====== THE RECORDS ======

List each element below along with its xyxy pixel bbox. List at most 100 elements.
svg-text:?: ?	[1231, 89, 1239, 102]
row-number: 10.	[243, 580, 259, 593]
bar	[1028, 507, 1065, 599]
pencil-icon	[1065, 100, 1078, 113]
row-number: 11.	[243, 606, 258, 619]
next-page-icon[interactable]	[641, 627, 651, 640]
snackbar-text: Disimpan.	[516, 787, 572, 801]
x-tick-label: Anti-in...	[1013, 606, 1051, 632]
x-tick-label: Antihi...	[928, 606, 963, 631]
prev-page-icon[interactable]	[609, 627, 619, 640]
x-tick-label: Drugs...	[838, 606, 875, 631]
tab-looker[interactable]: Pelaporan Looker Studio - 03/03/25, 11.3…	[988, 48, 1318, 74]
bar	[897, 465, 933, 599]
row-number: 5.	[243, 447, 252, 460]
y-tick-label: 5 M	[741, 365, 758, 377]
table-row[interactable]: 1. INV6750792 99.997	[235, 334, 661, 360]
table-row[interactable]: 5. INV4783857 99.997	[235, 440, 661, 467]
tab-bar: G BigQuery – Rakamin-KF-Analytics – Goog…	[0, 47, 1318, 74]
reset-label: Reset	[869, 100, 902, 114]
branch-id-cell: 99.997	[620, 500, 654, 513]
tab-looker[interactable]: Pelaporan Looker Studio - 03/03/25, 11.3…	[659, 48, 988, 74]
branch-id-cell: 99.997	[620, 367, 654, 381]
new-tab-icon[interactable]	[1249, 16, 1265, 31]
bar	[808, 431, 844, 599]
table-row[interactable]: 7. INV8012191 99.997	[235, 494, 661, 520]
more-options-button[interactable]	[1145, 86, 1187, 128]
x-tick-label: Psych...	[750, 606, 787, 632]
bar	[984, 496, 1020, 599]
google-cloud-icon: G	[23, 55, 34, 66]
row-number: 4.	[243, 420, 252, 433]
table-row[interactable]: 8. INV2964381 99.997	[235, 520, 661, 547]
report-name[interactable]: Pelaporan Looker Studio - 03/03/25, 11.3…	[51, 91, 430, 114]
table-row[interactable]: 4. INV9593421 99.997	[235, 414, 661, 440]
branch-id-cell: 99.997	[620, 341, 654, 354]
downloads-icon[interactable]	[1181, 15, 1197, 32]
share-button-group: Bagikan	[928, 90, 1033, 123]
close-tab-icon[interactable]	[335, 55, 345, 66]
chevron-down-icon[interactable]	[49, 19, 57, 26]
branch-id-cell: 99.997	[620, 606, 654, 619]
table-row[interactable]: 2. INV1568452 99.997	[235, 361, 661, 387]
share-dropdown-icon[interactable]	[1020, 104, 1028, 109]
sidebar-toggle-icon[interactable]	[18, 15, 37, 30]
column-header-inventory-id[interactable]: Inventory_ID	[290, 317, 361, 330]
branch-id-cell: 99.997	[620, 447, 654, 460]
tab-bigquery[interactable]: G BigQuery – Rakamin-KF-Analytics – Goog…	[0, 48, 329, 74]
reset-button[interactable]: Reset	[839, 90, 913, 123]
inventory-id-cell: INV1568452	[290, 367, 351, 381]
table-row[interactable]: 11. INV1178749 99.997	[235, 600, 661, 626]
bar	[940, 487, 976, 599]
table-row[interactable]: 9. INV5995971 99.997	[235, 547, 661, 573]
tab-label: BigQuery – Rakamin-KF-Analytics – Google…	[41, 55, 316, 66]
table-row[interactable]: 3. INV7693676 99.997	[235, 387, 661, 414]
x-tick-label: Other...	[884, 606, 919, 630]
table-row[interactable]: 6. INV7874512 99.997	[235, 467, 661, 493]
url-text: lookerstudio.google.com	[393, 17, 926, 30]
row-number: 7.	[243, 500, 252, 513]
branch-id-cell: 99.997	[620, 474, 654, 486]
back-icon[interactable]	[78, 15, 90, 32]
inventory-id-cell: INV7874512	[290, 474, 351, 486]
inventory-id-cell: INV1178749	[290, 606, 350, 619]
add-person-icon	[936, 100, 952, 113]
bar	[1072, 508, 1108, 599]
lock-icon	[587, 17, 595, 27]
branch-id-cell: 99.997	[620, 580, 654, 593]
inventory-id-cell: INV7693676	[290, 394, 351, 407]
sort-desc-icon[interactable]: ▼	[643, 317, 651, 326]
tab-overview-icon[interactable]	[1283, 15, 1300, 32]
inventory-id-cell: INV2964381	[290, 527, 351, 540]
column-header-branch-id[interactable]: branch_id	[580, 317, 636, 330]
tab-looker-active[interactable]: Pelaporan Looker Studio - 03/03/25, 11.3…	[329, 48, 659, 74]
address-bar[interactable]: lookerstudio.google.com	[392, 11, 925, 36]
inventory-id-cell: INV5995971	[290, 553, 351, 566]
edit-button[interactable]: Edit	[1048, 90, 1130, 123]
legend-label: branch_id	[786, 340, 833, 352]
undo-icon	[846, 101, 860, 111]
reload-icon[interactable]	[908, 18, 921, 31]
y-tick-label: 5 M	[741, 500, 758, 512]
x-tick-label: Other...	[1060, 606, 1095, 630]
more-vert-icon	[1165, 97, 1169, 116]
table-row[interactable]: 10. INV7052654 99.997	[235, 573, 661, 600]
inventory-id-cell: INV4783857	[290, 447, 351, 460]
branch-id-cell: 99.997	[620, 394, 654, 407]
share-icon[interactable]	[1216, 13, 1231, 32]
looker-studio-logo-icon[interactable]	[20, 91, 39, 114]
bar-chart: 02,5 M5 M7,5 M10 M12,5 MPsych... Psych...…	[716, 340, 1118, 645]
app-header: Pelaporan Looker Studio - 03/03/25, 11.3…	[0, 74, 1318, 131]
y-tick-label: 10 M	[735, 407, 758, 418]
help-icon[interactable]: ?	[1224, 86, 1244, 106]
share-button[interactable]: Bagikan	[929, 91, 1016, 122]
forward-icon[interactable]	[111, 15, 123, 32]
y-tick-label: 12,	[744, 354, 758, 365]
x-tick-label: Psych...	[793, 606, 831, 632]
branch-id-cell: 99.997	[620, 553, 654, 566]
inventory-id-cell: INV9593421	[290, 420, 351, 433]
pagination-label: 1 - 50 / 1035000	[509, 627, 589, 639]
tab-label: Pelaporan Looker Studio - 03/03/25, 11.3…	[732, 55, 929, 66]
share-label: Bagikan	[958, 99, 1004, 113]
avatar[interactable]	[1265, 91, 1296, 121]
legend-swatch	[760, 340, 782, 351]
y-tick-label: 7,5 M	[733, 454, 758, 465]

======

GIVEN TASK: Pick out every line in the entries above that contains the word "reset", and copy each of those lines in full.

WRITTEN RESPONSE:
reset-label: Reset	[869, 100, 902, 114]
reset-button[interactable]: Reset	[839, 90, 913, 123]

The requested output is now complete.